*Task input*:

***

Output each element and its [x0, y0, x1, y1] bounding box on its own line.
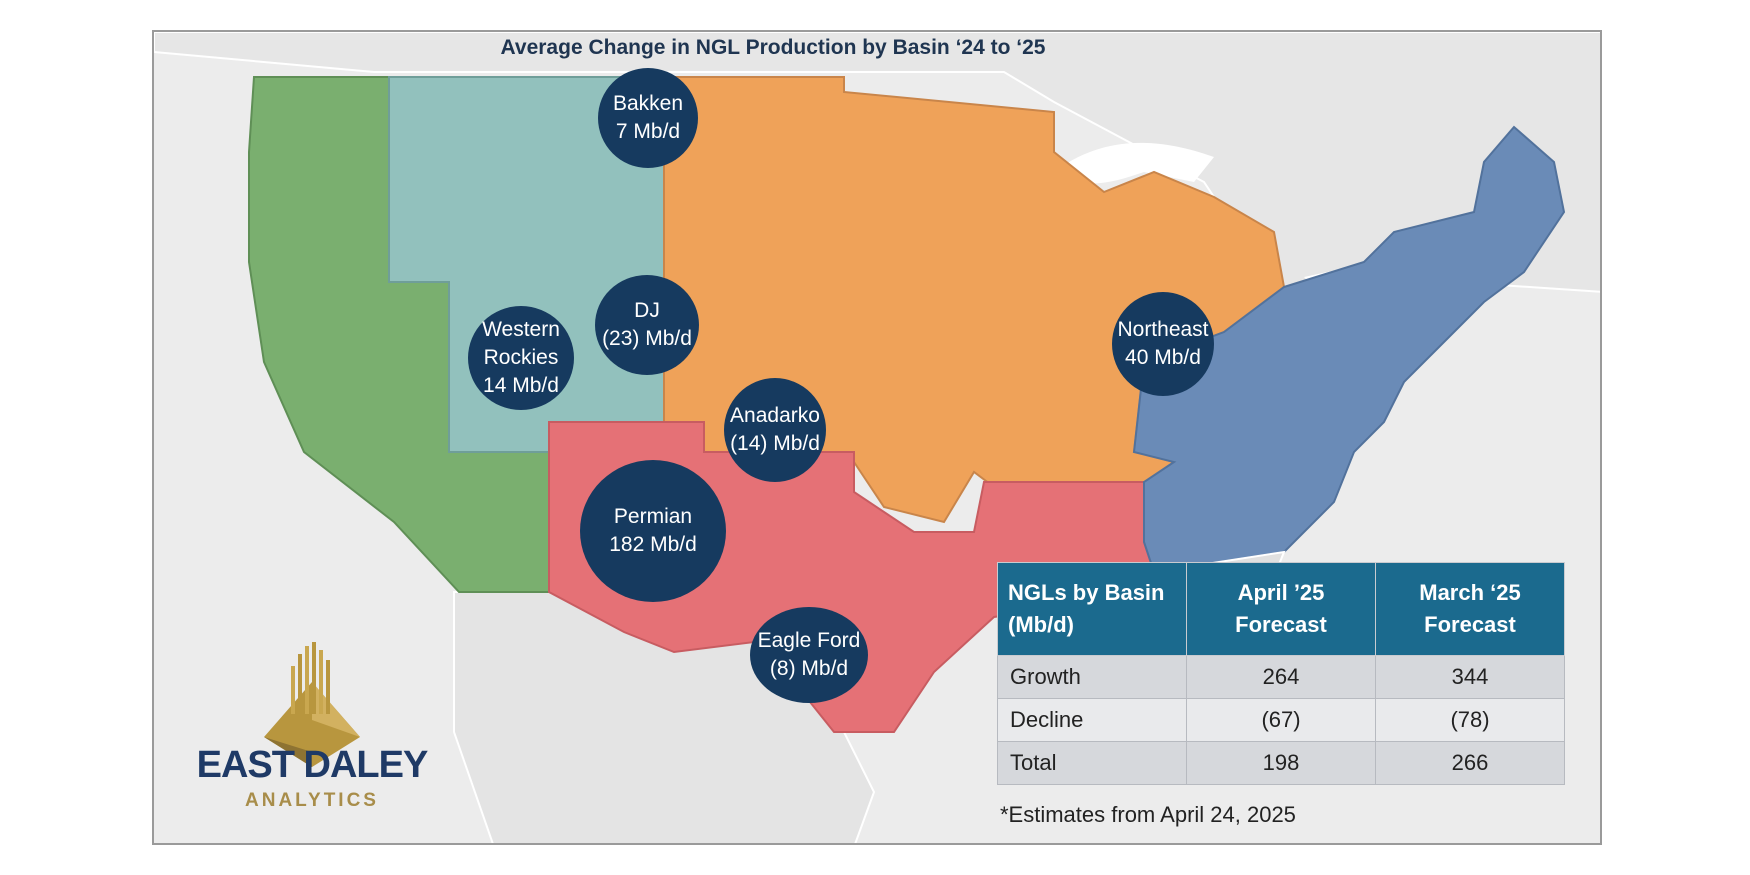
bubble-permian-value: 182 Mb/d [609, 533, 697, 556]
map-frame: Average Change in NGL Production by Basi… [152, 30, 1602, 845]
bubble-bakken: Bakken 7 Mb/d [598, 68, 698, 168]
table-header-row: NGLs by Basin (Mb/d) April ’25 Forecast … [997, 562, 1565, 656]
east-daley-logo-icon [264, 642, 360, 767]
table-row: Decline (67) (78) [997, 698, 1565, 742]
table-cell: Decline [997, 698, 1187, 742]
logo-subtitle: ANALYTICS [245, 790, 379, 811]
bubble-bakken-label: Bakken [612, 92, 684, 115]
bubble-western-rockies: Western Rockies 14 Mb/d [468, 306, 574, 410]
bubble-anadarko-label: Anadarko [730, 404, 820, 427]
bubble-northeast-value: 40 Mb/d [1125, 346, 1201, 369]
bubble-eagle-ford-value: (8) Mb/d [769, 657, 849, 680]
table-cell: Growth [997, 655, 1187, 699]
table-cell: Total [997, 741, 1187, 785]
ngl-forecast-table: NGLs by Basin (Mb/d) April ’25 Forecast … [997, 562, 1565, 785]
table-cell: 198 [1186, 741, 1376, 785]
table-cell: 344 [1375, 655, 1565, 699]
bubble-dj: DJ (23) Mb/d [595, 275, 699, 375]
table-cell: 264 [1186, 655, 1376, 699]
bubble-permian: Permian 182 Mb/d [580, 460, 726, 602]
bubble-northeast-label: Northeast [1117, 318, 1209, 341]
table-cell: (67) [1186, 698, 1376, 742]
table-row: Total 198 266 [997, 741, 1565, 785]
region-northeast [1132, 125, 1566, 574]
bubble-dj-label: DJ [634, 299, 660, 322]
bubble-anadarko-value: (14) Mb/d [730, 432, 820, 455]
table-cell: 266 [1375, 741, 1565, 785]
bubble-western-rockies-line2: Rockies [483, 346, 559, 369]
bubble-anadarko: Anadarko (14) Mb/d [724, 378, 826, 482]
table-header: April ’25 Forecast [1186, 562, 1376, 656]
table-header: March ‘25 Forecast [1375, 562, 1565, 656]
bubble-eagle-ford-label: Eagle Ford [757, 629, 861, 652]
bubble-eagle-ford: Eagle Ford (8) Mb/d [750, 607, 868, 703]
table-cell: (78) [1375, 698, 1565, 742]
table-row: Growth 264 344 [997, 655, 1565, 699]
estimates-note: *Estimates from April 24, 2025 [1000, 802, 1296, 827]
bubble-northeast: Northeast 40 Mb/d [1112, 292, 1214, 396]
bubble-permian-label: Permian [613, 505, 693, 528]
table-header: NGLs by Basin (Mb/d) [997, 562, 1187, 656]
logo-wordmark: EAST DALEY [196, 744, 429, 786]
bubble-western-rockies-value: 14 Mb/d [483, 374, 559, 397]
bubble-bakken-value: 7 Mb/d [615, 120, 681, 143]
bubble-western-rockies-line1: Western [482, 318, 560, 341]
bubble-dj-value: (23) Mb/d [602, 327, 692, 350]
map-title: Average Change in NGL Production by Basi… [500, 36, 1046, 59]
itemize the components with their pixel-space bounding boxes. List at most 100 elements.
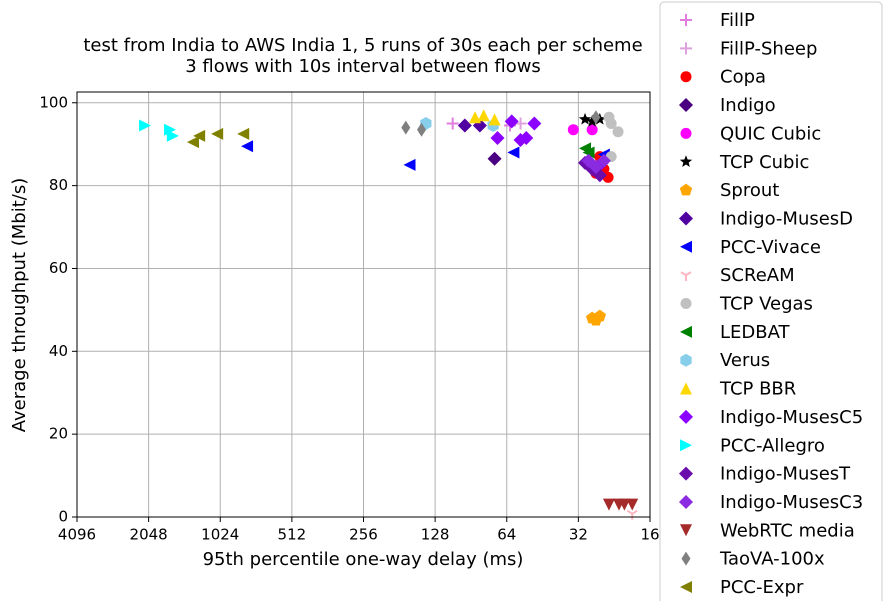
x-tick-label: 2048 [130,526,168,544]
y-tick-label: 0 [58,508,68,526]
legend-label: TaoVA-100x [719,549,825,570]
chart-subtitle: 3 flows with 10s interval between flows [185,56,541,77]
marker [612,126,624,138]
marker [211,127,224,140]
x-tick-label: 64 [497,526,516,544]
marker [241,140,254,153]
marker [679,466,693,481]
marker [477,109,490,122]
x-tick-label: 32 [569,526,588,544]
marker [417,122,427,137]
marker [401,120,411,135]
marker [507,146,520,159]
marker [680,71,692,83]
marker [527,116,542,131]
legend-label: Sprout [720,180,779,201]
marker [680,127,692,139]
marker [582,146,595,159]
legend-label: PCC-Expr [720,577,804,598]
legend-label: Indigo-MusesT [720,464,851,485]
marker [680,581,692,593]
legend-label: TCP BBR [719,379,796,400]
marker [588,159,603,174]
marker [602,498,615,511]
legend-label: PCC-Allegro [720,435,825,456]
marker [139,119,152,132]
marker [680,325,692,338]
marker [567,124,579,136]
marker [519,130,534,145]
legend-label: FillP-Sheep [720,38,817,59]
x-tick-label: 256 [349,526,378,544]
marker [596,153,611,168]
y-axis-label: Average throughput (Mbit/s) [9,178,30,432]
legend-label: TCP Cubic [719,152,809,173]
marker [469,111,482,124]
chart-title: test from India to AWS India 1, 5 runs o… [83,35,642,56]
marker [488,113,501,126]
legend-label: Indigo [720,95,776,116]
y-tick-label: 20 [49,425,68,443]
marker [504,114,519,129]
legend-label: Indigo-MusesD [720,208,853,229]
legend-box [659,1,883,601]
marker [680,353,692,367]
marker [680,382,692,395]
marker [679,211,693,226]
marker [166,129,179,142]
marker [679,409,693,424]
marker [593,112,607,125]
legend-label: Indigo-MusesC3 [720,492,863,513]
marker [626,498,639,511]
marker [487,151,502,166]
x-tick-label: 512 [278,526,307,544]
y-tick-label: 60 [49,259,68,277]
marker [680,298,692,309]
marker [457,118,472,133]
marker [680,42,692,55]
marker [680,14,692,26]
legend-label: SCReAM [720,265,795,286]
marker [586,124,598,136]
marker [679,155,693,168]
marker [578,112,592,125]
x-tick-label: 4096 [58,526,96,544]
marker [403,158,416,171]
points [139,109,639,520]
marker [605,117,617,129]
y-tick-label: 80 [49,176,68,194]
x-tick-label: 128 [421,526,450,544]
legend-label: PCC-Vivace [720,237,821,258]
y-tick-label: 100 [39,93,68,111]
x-tick-label: 1024 [201,526,239,544]
marker [589,313,603,326]
marker [193,129,206,142]
marker [679,183,693,196]
marker [585,114,599,127]
legend-label: TCP Vegas [719,294,813,315]
marker [237,127,250,140]
marker [680,240,692,253]
legend-label: Indigo-MusesC5 [720,407,863,428]
marker [680,439,692,452]
x-tick-label: 16 [640,526,659,544]
x-axis-label: 95th percentile one-way delay (ms) [203,549,524,570]
marker [591,110,601,125]
marker [679,494,693,509]
legend-label: FillP [720,10,755,31]
legend-label: QUIC Cubic [720,123,821,144]
marker [680,271,692,282]
legend-label: WebRTC media [720,520,855,541]
marker [446,117,459,130]
legend-label: Copa [720,67,766,88]
y-tick-label: 40 [49,342,68,360]
marker [679,98,693,113]
legend-label: Verus [720,350,770,371]
plot-frame [76,91,651,518]
legend-label: LEDBAT [720,322,791,343]
marker [618,498,631,511]
legend: FillP FillP-Sheep Copa Indigo QUIC Cubic TCP … [679,10,863,598]
marker [186,136,199,149]
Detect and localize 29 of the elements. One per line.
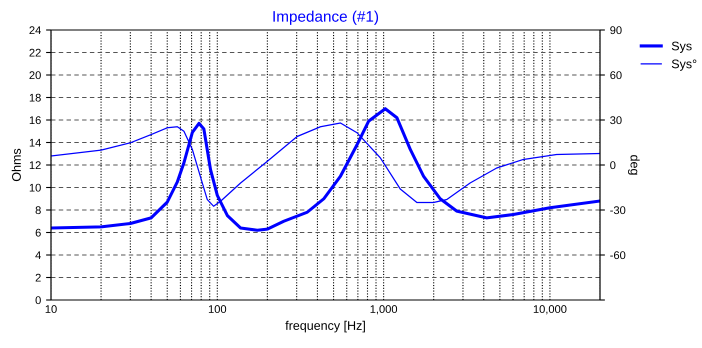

***

*Directions for this task*: Return, unchanged, the lines in the records above that start with the line containing "bubble-permian-value: 182 Mb/d" and end with the line containing "logo-wordmark: EAST DALEY", both included.

*Response*:
bubble-permian-value: 182 Mb/d [609, 533, 697, 556]
map-frame: Average Change in NGL Production by Basi… [152, 30, 1602, 845]
bubble-bakken: Bakken 7 Mb/d [598, 68, 698, 168]
table-header-row: NGLs by Basin (Mb/d) April ’25 Forecast … [997, 562, 1565, 656]
east-daley-logo-icon [264, 642, 360, 767]
table-row: Decline (67) (78) [997, 698, 1565, 742]
table-cell: Decline [997, 698, 1187, 742]
logo-subtitle: ANALYTICS [245, 790, 379, 811]
bubble-bakken-label: Bakken [612, 92, 684, 115]
bubble-western-rockies: Western Rockies 14 Mb/d [468, 306, 574, 410]
bubble-anadarko-label: Anadarko [730, 404, 820, 427]
bubble-northeast-value: 40 Mb/d [1125, 346, 1201, 369]
bubble-eagle-ford-value: (8) Mb/d [769, 657, 849, 680]
table-cell: Growth [997, 655, 1187, 699]
table-cell: Total [997, 741, 1187, 785]
ngl-forecast-table: NGLs by Basin (Mb/d) April ’25 Forecast … [997, 562, 1565, 785]
table-cell: 198 [1186, 741, 1376, 785]
table-cell: 344 [1375, 655, 1565, 699]
bubble-dj: DJ (23) Mb/d [595, 275, 699, 375]
table-cell: 264 [1186, 655, 1376, 699]
bubble-permian: Permian 182 Mb/d [580, 460, 726, 602]
bubble-northeast-label: Northeast [1117, 318, 1209, 341]
table-cell: (67) [1186, 698, 1376, 742]
table-row: Total 198 266 [997, 741, 1565, 785]
region-northeast [1132, 125, 1566, 574]
bubble-dj-label: DJ [634, 299, 660, 322]
bubble-anadarko-value: (14) Mb/d [730, 432, 820, 455]
table-cell: 266 [1375, 741, 1565, 785]
bubble-western-rockies-line2: Rockies [483, 346, 559, 369]
bubble-anadarko: Anadarko (14) Mb/d [724, 378, 826, 482]
table-header: April ’25 Forecast [1186, 562, 1376, 656]
table-header: March ‘25 Forecast [1375, 562, 1565, 656]
bubble-eagle-ford-label: Eagle Ford [757, 629, 861, 652]
bubble-eagle-ford: Eagle Ford (8) Mb/d [750, 607, 868, 703]
table-cell: (78) [1375, 698, 1565, 742]
table-row: Growth 264 344 [997, 655, 1565, 699]
estimates-note: *Estimates from April 24, 2025 [1000, 802, 1296, 827]
bubble-northeast: Northeast 40 Mb/d [1112, 292, 1214, 396]
bubble-permian-label: Permian [613, 505, 693, 528]
table-header: NGLs by Basin (Mb/d) [997, 562, 1187, 656]
logo-wordmark: EAST DALEY [196, 744, 429, 786]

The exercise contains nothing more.